Go through the data below. Pull out every line that has the word "выкладывать".

===

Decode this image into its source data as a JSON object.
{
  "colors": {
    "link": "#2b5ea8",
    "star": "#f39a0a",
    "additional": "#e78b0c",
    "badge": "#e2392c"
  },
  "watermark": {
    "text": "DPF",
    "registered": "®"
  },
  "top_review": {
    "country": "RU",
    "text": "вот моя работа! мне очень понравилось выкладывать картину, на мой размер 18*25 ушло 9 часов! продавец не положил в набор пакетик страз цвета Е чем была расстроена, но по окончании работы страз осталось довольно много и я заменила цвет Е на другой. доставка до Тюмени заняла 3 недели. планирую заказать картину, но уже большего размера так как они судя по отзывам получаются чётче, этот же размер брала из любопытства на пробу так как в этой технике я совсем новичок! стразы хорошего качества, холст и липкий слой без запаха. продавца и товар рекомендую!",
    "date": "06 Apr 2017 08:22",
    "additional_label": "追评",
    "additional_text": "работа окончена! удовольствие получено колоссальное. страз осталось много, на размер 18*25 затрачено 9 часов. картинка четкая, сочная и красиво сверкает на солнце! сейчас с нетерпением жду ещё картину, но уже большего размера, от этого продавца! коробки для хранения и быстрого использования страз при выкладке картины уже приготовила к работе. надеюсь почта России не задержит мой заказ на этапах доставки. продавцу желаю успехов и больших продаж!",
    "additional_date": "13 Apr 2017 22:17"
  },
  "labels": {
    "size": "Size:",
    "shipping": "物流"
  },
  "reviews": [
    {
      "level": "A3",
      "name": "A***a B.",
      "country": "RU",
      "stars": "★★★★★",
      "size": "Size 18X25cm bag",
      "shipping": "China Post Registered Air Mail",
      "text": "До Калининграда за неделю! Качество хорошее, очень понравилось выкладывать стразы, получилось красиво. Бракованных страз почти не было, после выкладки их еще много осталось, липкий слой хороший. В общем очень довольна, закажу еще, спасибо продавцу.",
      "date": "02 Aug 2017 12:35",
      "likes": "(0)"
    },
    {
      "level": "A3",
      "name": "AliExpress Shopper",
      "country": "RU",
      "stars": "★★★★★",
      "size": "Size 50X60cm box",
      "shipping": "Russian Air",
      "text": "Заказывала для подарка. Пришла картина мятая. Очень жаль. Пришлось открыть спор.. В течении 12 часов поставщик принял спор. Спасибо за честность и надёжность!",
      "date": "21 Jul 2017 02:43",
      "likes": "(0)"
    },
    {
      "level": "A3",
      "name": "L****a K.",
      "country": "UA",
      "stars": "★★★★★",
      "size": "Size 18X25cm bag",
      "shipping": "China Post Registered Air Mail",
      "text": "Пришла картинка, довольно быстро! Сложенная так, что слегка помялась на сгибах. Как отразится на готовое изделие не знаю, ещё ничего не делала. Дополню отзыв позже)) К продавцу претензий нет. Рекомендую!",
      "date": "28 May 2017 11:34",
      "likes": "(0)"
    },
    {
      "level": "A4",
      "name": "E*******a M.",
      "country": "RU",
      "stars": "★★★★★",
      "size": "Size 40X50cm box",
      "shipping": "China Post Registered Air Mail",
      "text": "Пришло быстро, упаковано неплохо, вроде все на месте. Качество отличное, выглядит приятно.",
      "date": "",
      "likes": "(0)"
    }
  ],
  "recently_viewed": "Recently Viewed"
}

===

*THE RESULT:*
    "text": "вот моя работа! мне очень понравилось выкладывать картину, на мой размер 18*25 ушло 9 часов! продавец не положил в набор пакетик страз цвета Е чем была расстроена, но по окончании работы страз осталось довольно много и я заменила цвет Е на другой. доставка до Тюмени заняла 3 недели. планирую заказать картину, но уже большего размера так как они судя по отзывам получаются чётче, этот же размер брала из любопытства на пробу так как в этой технике я совсем новичок! стразы хорошего качества, холст и липкий слой без запаха. продавца и товар рекомендую!",
      "text": "До Калининграда за неделю! Качество хорошее, очень понравилось выкладывать стразы, получилось красиво. Бракованных страз почти не было, после выкладки их еще много осталось, липкий слой хороший. В общем очень довольна, закажу еще, спасибо продавцу.",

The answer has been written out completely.